= The request =
Report back each line of the records that contains the string "name".

--*--

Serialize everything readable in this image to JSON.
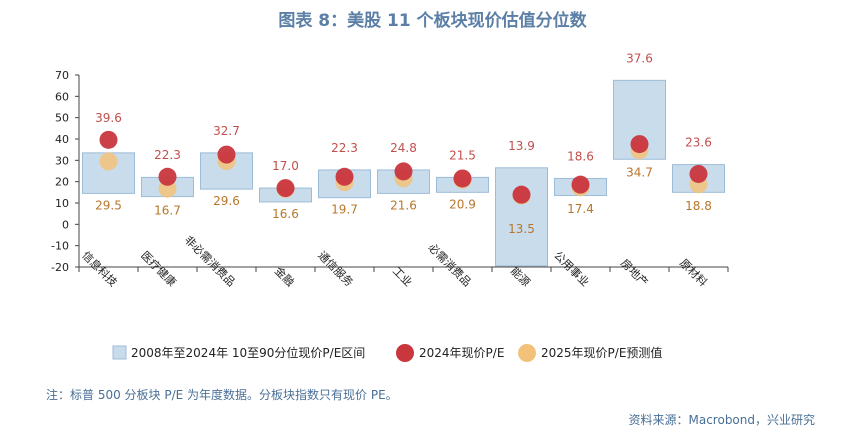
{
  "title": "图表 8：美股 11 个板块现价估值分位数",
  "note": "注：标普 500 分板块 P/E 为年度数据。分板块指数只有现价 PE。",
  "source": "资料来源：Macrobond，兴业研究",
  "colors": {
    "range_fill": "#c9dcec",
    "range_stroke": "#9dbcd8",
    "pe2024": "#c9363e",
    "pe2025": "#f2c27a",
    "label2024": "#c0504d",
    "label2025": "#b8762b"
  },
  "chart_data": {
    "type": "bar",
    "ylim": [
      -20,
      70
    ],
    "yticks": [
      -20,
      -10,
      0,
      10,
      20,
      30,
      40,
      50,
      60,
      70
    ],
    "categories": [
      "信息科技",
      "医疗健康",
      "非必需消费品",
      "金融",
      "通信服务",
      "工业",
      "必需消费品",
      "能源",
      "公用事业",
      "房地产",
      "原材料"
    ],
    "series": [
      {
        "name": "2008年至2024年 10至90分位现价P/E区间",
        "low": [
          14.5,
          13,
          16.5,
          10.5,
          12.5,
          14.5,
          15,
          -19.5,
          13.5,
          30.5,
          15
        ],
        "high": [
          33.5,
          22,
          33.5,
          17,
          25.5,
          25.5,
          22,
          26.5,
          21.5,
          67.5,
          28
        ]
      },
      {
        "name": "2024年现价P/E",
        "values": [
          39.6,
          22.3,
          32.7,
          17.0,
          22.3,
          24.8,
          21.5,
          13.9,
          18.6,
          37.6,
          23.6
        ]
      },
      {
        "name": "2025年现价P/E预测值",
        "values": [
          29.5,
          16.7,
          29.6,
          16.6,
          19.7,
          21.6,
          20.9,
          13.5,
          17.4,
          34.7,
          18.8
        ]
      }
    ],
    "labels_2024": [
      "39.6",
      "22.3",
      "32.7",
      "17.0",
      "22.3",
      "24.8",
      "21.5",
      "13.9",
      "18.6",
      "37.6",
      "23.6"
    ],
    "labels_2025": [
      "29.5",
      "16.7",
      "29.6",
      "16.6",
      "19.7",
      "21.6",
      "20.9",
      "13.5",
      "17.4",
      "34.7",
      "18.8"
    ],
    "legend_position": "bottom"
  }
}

--*--

= Finished task =
        "name": "2008年至2024年 10至90分位现价P/E区间",
        "name": "2024年现价P/E",
        "name": "2025年现价P/E预测值",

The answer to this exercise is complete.